- **Aim of the exercise**: Copy out every record precisely.

- **Source data**:
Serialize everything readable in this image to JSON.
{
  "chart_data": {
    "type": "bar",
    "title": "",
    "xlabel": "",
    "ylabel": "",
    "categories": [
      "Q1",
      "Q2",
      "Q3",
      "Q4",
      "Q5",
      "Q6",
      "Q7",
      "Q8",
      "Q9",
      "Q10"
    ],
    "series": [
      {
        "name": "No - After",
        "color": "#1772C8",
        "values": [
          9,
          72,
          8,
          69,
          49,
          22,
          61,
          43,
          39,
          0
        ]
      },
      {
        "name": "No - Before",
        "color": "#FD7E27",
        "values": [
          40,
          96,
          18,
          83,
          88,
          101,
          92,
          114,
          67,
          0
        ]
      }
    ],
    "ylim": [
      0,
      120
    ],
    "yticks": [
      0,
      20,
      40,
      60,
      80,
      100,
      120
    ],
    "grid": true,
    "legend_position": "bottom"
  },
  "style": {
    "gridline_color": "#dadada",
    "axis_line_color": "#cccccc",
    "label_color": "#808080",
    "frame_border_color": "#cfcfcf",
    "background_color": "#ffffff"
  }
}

- **Answer**:
Serialize everything readable in this image to JSON.
{
  "chart_data": {
    "type": "bar",
    "title": "",
    "xlabel": "",
    "ylabel": "",
    "categories": [
      "Q1",
      "Q2",
      "Q3",
      "Q4",
      "Q5",
      "Q6",
      "Q7",
      "Q8",
      "Q9",
      "Q10"
    ],
    "series": [
      {
        "name": "No - After",
        "color": "#1772C8",
        "values": [
          9,
          72,
          8,
          69,
          49,
          22,
          61,
          43,
          39,
          0
        ]
      },
      {
        "name": "No - Before",
        "color": "#FD7E27",
        "values": [
          40,
          96,
          18,
          83,
          88,
          101,
          92,
          114,
          67,
          0
        ]
      }
    ],
    "ylim": [
      0,
      120
    ],
    "yticks": [
      0,
      20,
      40,
      60,
      80,
      100,
      120
    ],
    "grid": true,
    "legend_position": "bottom"
  },
  "style": {
    "gridline_color": "#dadada",
    "axis_line_color": "#cccccc",
    "label_color": "#808080",
    "frame_border_color": "#cfcfcf",
    "background_color": "#ffffff"
  }
}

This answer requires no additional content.